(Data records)
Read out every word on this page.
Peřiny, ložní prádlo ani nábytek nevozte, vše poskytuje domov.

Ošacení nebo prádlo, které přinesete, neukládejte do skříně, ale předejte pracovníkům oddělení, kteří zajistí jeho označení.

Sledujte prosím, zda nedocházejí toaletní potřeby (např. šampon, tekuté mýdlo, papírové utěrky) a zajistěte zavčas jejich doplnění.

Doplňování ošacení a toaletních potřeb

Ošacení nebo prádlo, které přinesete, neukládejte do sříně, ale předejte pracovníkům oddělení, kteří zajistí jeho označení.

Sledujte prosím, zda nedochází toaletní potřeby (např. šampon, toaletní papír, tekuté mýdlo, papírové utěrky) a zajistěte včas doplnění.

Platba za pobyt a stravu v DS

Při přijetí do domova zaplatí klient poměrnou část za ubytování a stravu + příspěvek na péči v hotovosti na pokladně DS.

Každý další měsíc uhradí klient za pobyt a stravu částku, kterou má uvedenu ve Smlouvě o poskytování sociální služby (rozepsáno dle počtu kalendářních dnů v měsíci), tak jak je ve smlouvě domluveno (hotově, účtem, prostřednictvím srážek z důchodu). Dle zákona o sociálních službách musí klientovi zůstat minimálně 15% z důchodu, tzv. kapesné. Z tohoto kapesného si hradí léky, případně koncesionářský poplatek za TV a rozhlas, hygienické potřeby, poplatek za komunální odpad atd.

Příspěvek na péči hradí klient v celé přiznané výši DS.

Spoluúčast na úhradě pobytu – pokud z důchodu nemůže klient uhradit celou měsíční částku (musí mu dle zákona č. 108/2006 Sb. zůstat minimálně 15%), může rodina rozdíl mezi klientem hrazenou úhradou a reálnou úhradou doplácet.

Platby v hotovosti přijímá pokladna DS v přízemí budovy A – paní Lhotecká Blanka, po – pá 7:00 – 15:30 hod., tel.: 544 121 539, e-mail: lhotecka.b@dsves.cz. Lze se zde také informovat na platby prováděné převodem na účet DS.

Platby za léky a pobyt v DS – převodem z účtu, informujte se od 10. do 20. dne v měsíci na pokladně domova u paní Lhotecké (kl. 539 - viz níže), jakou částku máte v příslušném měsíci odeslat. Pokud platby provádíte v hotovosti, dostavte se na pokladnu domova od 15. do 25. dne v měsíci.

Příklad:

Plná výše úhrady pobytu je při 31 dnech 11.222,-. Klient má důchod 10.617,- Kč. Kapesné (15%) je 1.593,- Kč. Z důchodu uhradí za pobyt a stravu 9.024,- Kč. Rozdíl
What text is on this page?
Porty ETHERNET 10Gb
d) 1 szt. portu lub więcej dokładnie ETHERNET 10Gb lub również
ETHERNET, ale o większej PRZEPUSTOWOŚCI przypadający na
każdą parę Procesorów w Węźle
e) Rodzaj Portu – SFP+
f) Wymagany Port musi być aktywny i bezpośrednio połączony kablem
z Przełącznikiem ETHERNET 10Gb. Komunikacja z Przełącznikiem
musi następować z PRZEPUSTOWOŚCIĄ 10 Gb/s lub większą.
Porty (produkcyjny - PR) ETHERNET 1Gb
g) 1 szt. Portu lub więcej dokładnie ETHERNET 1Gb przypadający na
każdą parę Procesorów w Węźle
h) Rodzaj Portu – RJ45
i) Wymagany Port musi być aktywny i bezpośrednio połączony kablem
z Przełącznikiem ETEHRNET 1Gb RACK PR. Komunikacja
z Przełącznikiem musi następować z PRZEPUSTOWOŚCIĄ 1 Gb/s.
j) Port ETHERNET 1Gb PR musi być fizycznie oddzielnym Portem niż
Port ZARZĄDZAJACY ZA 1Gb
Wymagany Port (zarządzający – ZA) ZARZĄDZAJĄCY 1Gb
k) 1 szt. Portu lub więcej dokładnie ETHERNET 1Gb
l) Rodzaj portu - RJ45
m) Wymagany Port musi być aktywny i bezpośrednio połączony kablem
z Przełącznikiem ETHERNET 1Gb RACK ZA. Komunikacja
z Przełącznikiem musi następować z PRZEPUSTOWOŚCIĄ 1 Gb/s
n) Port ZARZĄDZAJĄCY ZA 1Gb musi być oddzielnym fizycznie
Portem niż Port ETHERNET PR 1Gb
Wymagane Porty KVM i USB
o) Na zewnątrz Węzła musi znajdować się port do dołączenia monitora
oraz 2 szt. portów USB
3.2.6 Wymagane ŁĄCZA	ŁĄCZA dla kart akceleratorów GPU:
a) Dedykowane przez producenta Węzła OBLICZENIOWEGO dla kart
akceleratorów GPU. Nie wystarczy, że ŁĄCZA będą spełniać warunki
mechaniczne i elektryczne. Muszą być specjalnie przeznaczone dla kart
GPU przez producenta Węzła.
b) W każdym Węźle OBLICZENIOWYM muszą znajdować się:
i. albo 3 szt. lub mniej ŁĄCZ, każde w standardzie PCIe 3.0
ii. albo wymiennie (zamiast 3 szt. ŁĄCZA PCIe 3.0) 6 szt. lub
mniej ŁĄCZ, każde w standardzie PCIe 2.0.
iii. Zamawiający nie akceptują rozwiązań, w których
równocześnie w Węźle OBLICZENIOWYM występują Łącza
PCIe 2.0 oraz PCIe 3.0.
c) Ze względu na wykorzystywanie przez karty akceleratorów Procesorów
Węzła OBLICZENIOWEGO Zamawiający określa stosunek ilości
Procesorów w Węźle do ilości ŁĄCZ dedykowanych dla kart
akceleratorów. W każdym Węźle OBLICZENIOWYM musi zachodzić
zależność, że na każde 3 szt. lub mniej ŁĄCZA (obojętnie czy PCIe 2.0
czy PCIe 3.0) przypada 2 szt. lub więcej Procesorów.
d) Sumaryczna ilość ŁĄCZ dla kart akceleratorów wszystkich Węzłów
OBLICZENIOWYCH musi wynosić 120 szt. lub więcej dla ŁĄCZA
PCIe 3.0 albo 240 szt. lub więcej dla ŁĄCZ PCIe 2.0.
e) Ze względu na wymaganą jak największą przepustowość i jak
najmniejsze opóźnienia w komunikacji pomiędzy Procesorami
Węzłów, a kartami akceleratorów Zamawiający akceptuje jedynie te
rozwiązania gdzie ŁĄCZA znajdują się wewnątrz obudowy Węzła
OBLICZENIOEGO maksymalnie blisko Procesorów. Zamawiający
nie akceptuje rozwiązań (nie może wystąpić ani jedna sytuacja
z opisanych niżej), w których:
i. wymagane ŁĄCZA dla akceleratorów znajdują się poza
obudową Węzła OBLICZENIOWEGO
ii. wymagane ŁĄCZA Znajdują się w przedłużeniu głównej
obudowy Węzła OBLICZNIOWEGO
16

→ Exercise
Exactly reproduce every line of the records.

→ Correct response
Read out every word on this page.
Peřiny, ložní prádlo ani nábytek nevozte, vše poskytuje domov.

Ošacení nebo prádlo, které přinesete, neukládejte do skříně, ale předejte pracovníkům oddělení, kteří zajistí jeho označení.

Sledujte prosím, zda nedocházejí toaletní potřeby (např. šampon, tekuté mýdlo, papírové utěrky) a zajistěte zavčas jejich doplnění.

Doplňování ošacení a toaletních potřeb

Ošacení nebo prádlo, které přinesete, neukládejte do sříně, ale předejte pracovníkům oddělení, kteří zajistí jeho označení.

Sledujte prosím, zda nedochází toaletní potřeby (např. šampon, toaletní papír, tekuté mýdlo, papírové utěrky) a zajistěte včas doplnění.

Platba za pobyt a stravu v DS

Při přijetí do domova zaplatí klient poměrnou část za ubytování a stravu + příspěvek na péči v hotovosti na pokladně DS.

Každý další měsíc uhradí klient za pobyt a stravu částku, kterou má uvedenu ve Smlouvě o poskytování sociální služby (rozepsáno dle počtu kalendářních dnů v měsíci), tak jak je ve smlouvě domluveno (hotově, účtem, prostřednictvím srážek z důchodu). Dle zákona o sociálních službách musí klientovi zůstat minimálně 15% z důchodu, tzv. kapesné. Z tohoto kapesného si hradí léky, případně koncesionářský poplatek za TV a rozhlas, hygienické potřeby, poplatek za komunální odpad atd.

Příspěvek na péči hradí klient v celé přiznané výši DS.

Spoluúčast na úhradě pobytu – pokud z důchodu nemůže klient uhradit celou měsíční částku (musí mu dle zákona č. 108/2006 Sb. zůstat minimálně 15%), může rodina rozdíl mezi klientem hrazenou úhradou a reálnou úhradou doplácet.

Platby v hotovosti přijímá pokladna DS v přízemí budovy A – paní Lhotecká Blanka, po – pá 7:00 – 15:30 hod., tel.: 544 121 539, e-mail: lhotecka.b@dsves.cz. Lze se zde také informovat na platby prováděné převodem na účet DS.

Platby za léky a pobyt v DS – převodem z účtu, informujte se od 10. do 20. dne v měsíci na pokladně domova u paní Lhotecké (kl. 539 - viz níže), jakou částku máte v příslušném měsíci odeslat. Pokud platby provádíte v hotovosti, dostavte se na pokladnu domova od 15. do 25. dne v měsíci.

Příklad:

Plná výše úhrady pobytu je při 31 dnech 11.222,-. Klient má důchod 10.617,- Kč. Kapesné (15%) je 1.593,- Kč. Z důchodu uhradí za pobyt a stravu 9.024,- Kč. Rozdíl
What text is on this page?
Porty ETHERNET 10Gb
d) 1 szt. portu lub więcej dokładnie ETHERNET 10Gb lub również
ETHERNET, ale o większej PRZEPUSTOWOŚCI przypadający na
każdą parę Procesorów w Węźle
e) Rodzaj Portu – SFP+
f) Wymagany Port musi być aktywny i bezpośrednio połączony kablem
z Przełącznikiem ETHERNET 10Gb. Komunikacja z Przełącznikiem
musi następować z PRZEPUSTOWOŚCIĄ 10 Gb/s lub większą.
Porty (produkcyjny - PR) ETHERNET 1Gb
g) 1 szt. Portu lub więcej dokładnie ETHERNET 1Gb przypadający na
każdą parę Procesorów w Węźle
h) Rodzaj Portu – RJ45
i) Wymagany Port musi być aktywny i bezpośrednio połączony kablem
z Przełącznikiem ETEHRNET 1Gb RACK PR. Komunikacja
z Przełącznikiem musi następować z PRZEPUSTOWOŚCIĄ 1 Gb/s.
j) Port ETHERNET 1Gb PR musi być fizycznie oddzielnym Portem niż
Port ZARZĄDZAJACY ZA 1Gb
Wymagany Port (zarządzający – ZA) ZARZĄDZAJĄCY 1Gb
k) 1 szt. Portu lub więcej dokładnie ETHERNET 1Gb
l) Rodzaj portu - RJ45
m) Wymagany Port musi być aktywny i bezpośrednio połączony kablem
z Przełącznikiem ETHERNET 1Gb RACK ZA. Komunikacja
z Przełącznikiem musi następować z PRZEPUSTOWOŚCIĄ 1 Gb/s
n) Port ZARZĄDZAJĄCY ZA 1Gb musi być oddzielnym fizycznie
Portem niż Port ETHERNET PR 1Gb
Wymagane Porty KVM i USB
o) Na zewnątrz Węzła musi znajdować się port do dołączenia monitora
oraz 2 szt. portów USB
3.2.6 Wymagane ŁĄCZA	ŁĄCZA dla kart akceleratorów GPU:
a) Dedykowane przez producenta Węzła OBLICZENIOWEGO dla kart
akceleratorów GPU. Nie wystarczy, że ŁĄCZA będą spełniać warunki
mechaniczne i elektryczne. Muszą być specjalnie przeznaczone dla kart
GPU przez producenta Węzła.
b) W każdym Węźle OBLICZENIOWYM muszą znajdować się:
i. albo 3 szt. lub mniej ŁĄCZ, każde w standardzie PCIe 3.0
ii. albo wymiennie (zamiast 3 szt. ŁĄCZA PCIe 3.0) 6 szt. lub
mniej ŁĄCZ, każde w standardzie PCIe 2.0.
iii. Zamawiający nie akceptują rozwiązań, w których
równocześnie w Węźle OBLICZENIOWYM występują Łącza
PCIe 2.0 oraz PCIe 3.0.
c) Ze względu na wykorzystywanie przez karty akceleratorów Procesorów
Węzła OBLICZENIOWEGO Zamawiający określa stosunek ilości
Procesorów w Węźle do ilości ŁĄCZ dedykowanych dla kart
akceleratorów. W każdym Węźle OBLICZENIOWYM musi zachodzić
zależność, że na każde 3 szt. lub mniej ŁĄCZA (obojętnie czy PCIe 2.0
czy PCIe 3.0) przypada 2 szt. lub więcej Procesorów.
d) Sumaryczna ilość ŁĄCZ dla kart akceleratorów wszystkich Węzłów
OBLICZENIOWYCH musi wynosić 120 szt. lub więcej dla ŁĄCZA
PCIe 3.0 albo 240 szt. lub więcej dla ŁĄCZ PCIe 2.0.
e) Ze względu na wymaganą jak największą przepustowość i jak
najmniejsze opóźnienia w komunikacji pomiędzy Procesorami
Węzłów, a kartami akceleratorów Zamawiający akceptuje jedynie te
rozwiązania gdzie ŁĄCZA znajdują się wewnątrz obudowy Węzła
OBLICZENIOEGO maksymalnie blisko Procesorów. Zamawiający
nie akceptuje rozwiązań (nie może wystąpić ani jedna sytuacja
z opisanych niżej), w których:
i. wymagane ŁĄCZA dla akceleratorów znajdują się poza
obudową Węzła OBLICZENIOWEGO
ii. wymagane ŁĄCZA Znajdują się w przedłużeniu głównej
obudowy Węzła OBLICZNIOWEGO
16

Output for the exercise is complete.